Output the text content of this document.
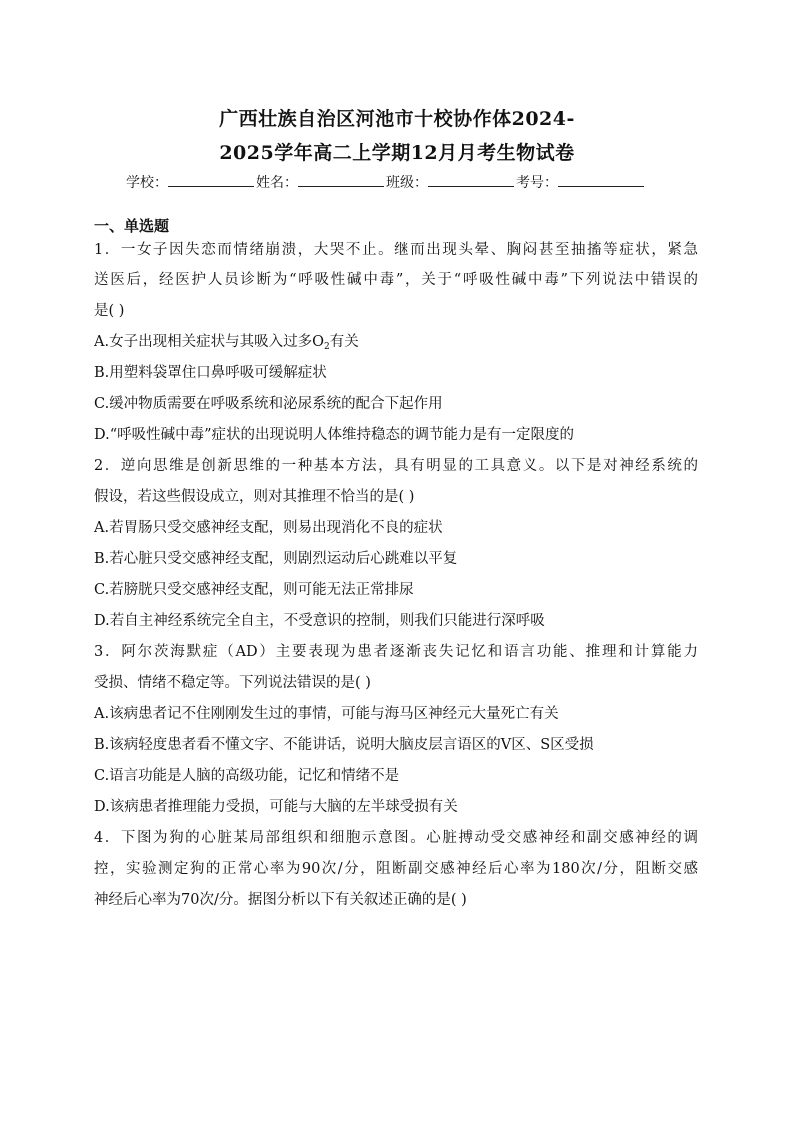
广西壮族自治区河池市十校协作体2024-
2025学年高二上学期12月月考生物试卷
学校：	姓名：	班级：	考号：
一、单选题
1．一女子因失恋而情绪崩溃，大哭不止。继而出现头晕、胸闷甚至抽搐等症状，紧急
送医后，经医护人员诊断为“呼吸性碱中毒”，关于“呼吸性碱中毒”下列说法中错误的
是( )
A.女子出现相关症状与其吸入过多$O_2$有关
B.用塑料袋罩住口鼻呼吸可缓解症状
C.缓冲物质需要在呼吸系统和泌尿系统的配合下起作用
D.“呼吸性碱中毒”症状的出现说明人体维持稳态的调节能力是有一定限度的
2．逆向思维是创新思维的一种基本方法，具有明显的工具意义。以下是对神经系统的
假设，若这些假设成立，则对其推理不恰当的是( )
A.若胃肠只受交感神经支配，则易出现消化不良的症状
B.若心脏只受交感神经支配，则剧烈运动后心跳难以平复
C.若膀胱只受交感神经支配，则可能无法正常排尿
D.若自主神经系统完全自主，不受意识的控制，则我们只能进行深呼吸
3．阿尔茨海默症（AD）主要表现为患者逐渐丧失记忆和语言功能、推理和计算能力
受损、情绪不稳定等。下列说法错误的是( )
A.该病患者记不住刚刚发生过的事情，可能与海马区神经元大量死亡有关
B.该病轻度患者看不懂文字、不能讲话，说明大脑皮层言语区的V区、S区受损
C.语言功能是人脑的高级功能，记忆和情绪不是
D.该病患者推理能力受损，可能与大脑的左半球受损有关
4．下图为狗的心脏某局部组织和细胞示意图。心脏搏动受交感神经和副交感神经的调
控，实验测定狗的正常心率为90次/分，阻断副交感神经后心率为180次/分，阻断交感
神经后心率为70次/分。据图分析以下有关叙述正确的是( )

──────────

Stated exercise:
Each line above is to be copied verbatim. Drop any image from the copy.

Answer for the task:
Output the text content of this document.
广西壮族自治区河池市十校协作体2024-
2025学年高二上学期12月月考生物试卷
学校：	姓名：	班级：	考号：
一、单选题
1．一女子因失恋而情绪崩溃，大哭不止。继而出现头晕、胸闷甚至抽搐等症状，紧急
送医后，经医护人员诊断为“呼吸性碱中毒”，关于“呼吸性碱中毒”下列说法中错误的
是( )
A.女子出现相关症状与其吸入过多$O_2$有关
B.用塑料袋罩住口鼻呼吸可缓解症状
C.缓冲物质需要在呼吸系统和泌尿系统的配合下起作用
D.“呼吸性碱中毒”症状的出现说明人体维持稳态的调节能力是有一定限度的
2．逆向思维是创新思维的一种基本方法，具有明显的工具意义。以下是对神经系统的
假设，若这些假设成立，则对其推理不恰当的是( )
A.若胃肠只受交感神经支配，则易出现消化不良的症状
B.若心脏只受交感神经支配，则剧烈运动后心跳难以平复
C.若膀胱只受交感神经支配，则可能无法正常排尿
D.若自主神经系统完全自主，不受意识的控制，则我们只能进行深呼吸
3．阿尔茨海默症（AD）主要表现为患者逐渐丧失记忆和语言功能、推理和计算能力
受损、情绪不稳定等。下列说法错误的是( )
A.该病患者记不住刚刚发生过的事情，可能与海马区神经元大量死亡有关
B.该病轻度患者看不懂文字、不能讲话，说明大脑皮层言语区的V区、S区受损
C.语言功能是人脑的高级功能，记忆和情绪不是
D.该病患者推理能力受损，可能与大脑的左半球受损有关
4．下图为狗的心脏某局部组织和细胞示意图。心脏搏动受交感神经和副交感神经的调
控，实验测定狗的正常心率为90次/分，阻断副交感神经后心率为180次/分，阻断交感
神经后心率为70次/分。据图分析以下有关叙述正确的是( )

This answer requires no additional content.